***** Dataset
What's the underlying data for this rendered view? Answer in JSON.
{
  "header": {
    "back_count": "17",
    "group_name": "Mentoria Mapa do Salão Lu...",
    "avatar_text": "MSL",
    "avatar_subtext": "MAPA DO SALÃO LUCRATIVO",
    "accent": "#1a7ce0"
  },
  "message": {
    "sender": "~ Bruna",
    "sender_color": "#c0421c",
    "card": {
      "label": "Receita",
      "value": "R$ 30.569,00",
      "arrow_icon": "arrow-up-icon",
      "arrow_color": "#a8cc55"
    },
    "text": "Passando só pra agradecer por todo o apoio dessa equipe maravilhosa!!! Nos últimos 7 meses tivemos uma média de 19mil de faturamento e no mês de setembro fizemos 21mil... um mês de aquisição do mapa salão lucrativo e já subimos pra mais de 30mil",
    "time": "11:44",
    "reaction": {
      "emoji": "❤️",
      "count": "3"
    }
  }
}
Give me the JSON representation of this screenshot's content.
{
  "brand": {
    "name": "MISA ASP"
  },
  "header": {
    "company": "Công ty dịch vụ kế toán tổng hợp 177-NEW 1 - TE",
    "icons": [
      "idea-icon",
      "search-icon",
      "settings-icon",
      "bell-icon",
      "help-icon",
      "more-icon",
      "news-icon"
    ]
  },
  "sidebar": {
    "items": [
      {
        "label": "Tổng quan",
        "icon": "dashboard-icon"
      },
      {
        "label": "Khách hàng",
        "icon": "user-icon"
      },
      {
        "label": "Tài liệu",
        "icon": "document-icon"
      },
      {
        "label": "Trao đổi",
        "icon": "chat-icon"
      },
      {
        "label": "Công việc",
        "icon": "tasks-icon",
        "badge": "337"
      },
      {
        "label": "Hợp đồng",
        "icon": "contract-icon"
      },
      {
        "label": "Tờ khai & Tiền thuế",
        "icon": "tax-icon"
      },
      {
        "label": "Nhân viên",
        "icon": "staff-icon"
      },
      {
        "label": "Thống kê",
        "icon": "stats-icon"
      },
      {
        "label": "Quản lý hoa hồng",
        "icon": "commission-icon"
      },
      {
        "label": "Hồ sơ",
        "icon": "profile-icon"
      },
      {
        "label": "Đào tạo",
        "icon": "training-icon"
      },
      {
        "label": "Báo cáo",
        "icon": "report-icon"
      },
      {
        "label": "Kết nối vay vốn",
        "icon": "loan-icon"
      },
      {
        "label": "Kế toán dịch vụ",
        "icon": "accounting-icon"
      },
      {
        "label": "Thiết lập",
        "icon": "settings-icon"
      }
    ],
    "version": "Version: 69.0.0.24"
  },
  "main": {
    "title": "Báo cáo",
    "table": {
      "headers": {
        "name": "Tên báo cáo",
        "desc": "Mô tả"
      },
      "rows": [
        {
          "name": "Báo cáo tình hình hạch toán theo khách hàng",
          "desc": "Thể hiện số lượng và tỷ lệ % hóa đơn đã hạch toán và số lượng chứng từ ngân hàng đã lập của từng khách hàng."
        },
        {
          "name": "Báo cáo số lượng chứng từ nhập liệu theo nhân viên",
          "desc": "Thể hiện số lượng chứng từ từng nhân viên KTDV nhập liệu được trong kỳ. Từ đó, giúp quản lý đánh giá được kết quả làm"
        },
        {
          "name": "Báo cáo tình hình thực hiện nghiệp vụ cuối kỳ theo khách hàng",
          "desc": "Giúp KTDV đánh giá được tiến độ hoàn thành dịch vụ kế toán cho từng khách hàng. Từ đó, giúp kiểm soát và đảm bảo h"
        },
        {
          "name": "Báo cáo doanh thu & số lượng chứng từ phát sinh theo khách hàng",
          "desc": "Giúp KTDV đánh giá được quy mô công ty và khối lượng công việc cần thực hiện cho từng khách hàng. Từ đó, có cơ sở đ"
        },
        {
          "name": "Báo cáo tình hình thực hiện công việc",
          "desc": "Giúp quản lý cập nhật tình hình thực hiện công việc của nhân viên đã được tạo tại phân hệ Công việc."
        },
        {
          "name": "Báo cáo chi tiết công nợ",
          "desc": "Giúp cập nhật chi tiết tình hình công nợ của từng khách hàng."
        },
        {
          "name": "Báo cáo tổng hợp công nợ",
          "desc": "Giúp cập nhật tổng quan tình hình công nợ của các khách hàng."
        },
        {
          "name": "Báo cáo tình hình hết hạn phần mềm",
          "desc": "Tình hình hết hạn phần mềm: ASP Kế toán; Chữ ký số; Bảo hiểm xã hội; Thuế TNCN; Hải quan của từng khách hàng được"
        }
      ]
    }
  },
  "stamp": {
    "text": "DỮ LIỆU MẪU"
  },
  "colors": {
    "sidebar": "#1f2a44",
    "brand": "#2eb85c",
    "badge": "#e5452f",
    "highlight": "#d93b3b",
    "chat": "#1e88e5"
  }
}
**********
▶ [What the task asks]
Transcribe all of the lines in the records precisely.

▶ [Full response]
What's the underlying data for this rendered view? Answer in JSON.
{
  "header": {
    "back_count": "17",
    "group_name": "Mentoria Mapa do Salão Lu...",
    "avatar_text": "MSL",
    "avatar_subtext": "MAPA DO SALÃO LUCRATIVO",
    "accent": "#1a7ce0"
  },
  "message": {
    "sender": "~ Bruna",
    "sender_color": "#c0421c",
    "card": {
      "label": "Receita",
      "value": "R$ 30.569,00",
      "arrow_icon": "arrow-up-icon",
      "arrow_color": "#a8cc55"
    },
    "text": "Passando só pra agradecer por todo o apoio dessa equipe maravilhosa!!! Nos últimos 7 meses tivemos uma média de 19mil de faturamento e no mês de setembro fizemos 21mil... um mês de aquisição do mapa salão lucrativo e já subimos pra mais de 30mil",
    "time": "11:44",
    "reaction": {
      "emoji": "❤️",
      "count": "3"
    }
  }
}
Give me the JSON representation of this screenshot's content.
{
  "brand": {
    "name": "MISA ASP"
  },
  "header": {
    "company": "Công ty dịch vụ kế toán tổng hợp 177-NEW 1 - TE",
    "icons": [
      "idea-icon",
      "search-icon",
      "settings-icon",
      "bell-icon",
      "help-icon",
      "more-icon",
      "news-icon"
    ]
  },
  "sidebar": {
    "items": [
      {
        "label": "Tổng quan",
        "icon": "dashboard-icon"
      },
      {
        "label": "Khách hàng",
        "icon": "user-icon"
      },
      {
        "label": "Tài liệu",
        "icon": "document-icon"
      },
      {
        "label": "Trao đổi",
        "icon": "chat-icon"
      },
      {
        "label": "Công việc",
        "icon": "tasks-icon",
        "badge": "337"
      },
      {
        "label": "Hợp đồng",
        "icon": "contract-icon"
      },
      {
        "label": "Tờ khai & Tiền thuế",
        "icon": "tax-icon"
      },
      {
        "label": "Nhân viên",
        "icon": "staff-icon"
      },
      {
        "label": "Thống kê",
        "icon": "stats-icon"
      },
      {
        "label": "Quản lý hoa hồng",
        "icon": "commission-icon"
      },
      {
        "label": "Hồ sơ",
        "icon": "profile-icon"
      },
      {
        "label": "Đào tạo",
        "icon": "training-icon"
      },
      {
        "label": "Báo cáo",
        "icon": "report-icon"
      },
      {
        "label": "Kết nối vay vốn",
        "icon": "loan-icon"
      },
      {
        "label": "Kế toán dịch vụ",
        "icon": "accounting-icon"
      },
      {
        "label": "Thiết lập",
        "icon": "settings-icon"
      }
    ],
    "version": "Version: 69.0.0.24"
  },
  "main": {
    "title": "Báo cáo",
    "table": {
      "headers": {
        "name": "Tên báo cáo",
        "desc": "Mô tả"
      },
      "rows": [
        {
          "name": "Báo cáo tình hình hạch toán theo khách hàng",
          "desc": "Thể hiện số lượng và tỷ lệ % hóa đơn đã hạch toán và số lượng chứng từ ngân hàng đã lập của từng khách hàng."
        },
        {
          "name": "Báo cáo số lượng chứng từ nhập liệu theo nhân viên",
          "desc": "Thể hiện số lượng chứng từ từng nhân viên KTDV nhập liệu được trong kỳ. Từ đó, giúp quản lý đánh giá được kết quả làm"
        },
        {
          "name": "Báo cáo tình hình thực hiện nghiệp vụ cuối kỳ theo khách hàng",
          "desc": "Giúp KTDV đánh giá được tiến độ hoàn thành dịch vụ kế toán cho từng khách hàng. Từ đó, giúp kiểm soát và đảm bảo h"
        },
        {
          "name": "Báo cáo doanh thu & số lượng chứng từ phát sinh theo khách hàng",
          "desc": "Giúp KTDV đánh giá được quy mô công ty và khối lượng công việc cần thực hiện cho từng khách hàng. Từ đó, có cơ sở đ"
        },
        {
          "name": "Báo cáo tình hình thực hiện công việc",
          "desc": "Giúp quản lý cập nhật tình hình thực hiện công việc của nhân viên đã được tạo tại phân hệ Công việc."
        },
        {
          "name": "Báo cáo chi tiết công nợ",
          "desc": "Giúp cập nhật chi tiết tình hình công nợ của từng khách hàng."
        },
        {
          "name": "Báo cáo tổng hợp công nợ",
          "desc": "Giúp cập nhật tổng quan tình hình công nợ của các khách hàng."
        },
        {
          "name": "Báo cáo tình hình hết hạn phần mềm",
          "desc": "Tình hình hết hạn phần mềm: ASP Kế toán; Chữ ký số; Bảo hiểm xã hội; Thuế TNCN; Hải quan của từng khách hàng được"
        }
      ]
    }
  },
  "stamp": {
    "text": "DỮ LIỆU MẪU"
  },
  "colors": {
    "sidebar": "#1f2a44",
    "brand": "#2eb85c",
    "badge": "#e5452f",
    "highlight": "#d93b3b",
    "chat": "#1e88e5"
  }
}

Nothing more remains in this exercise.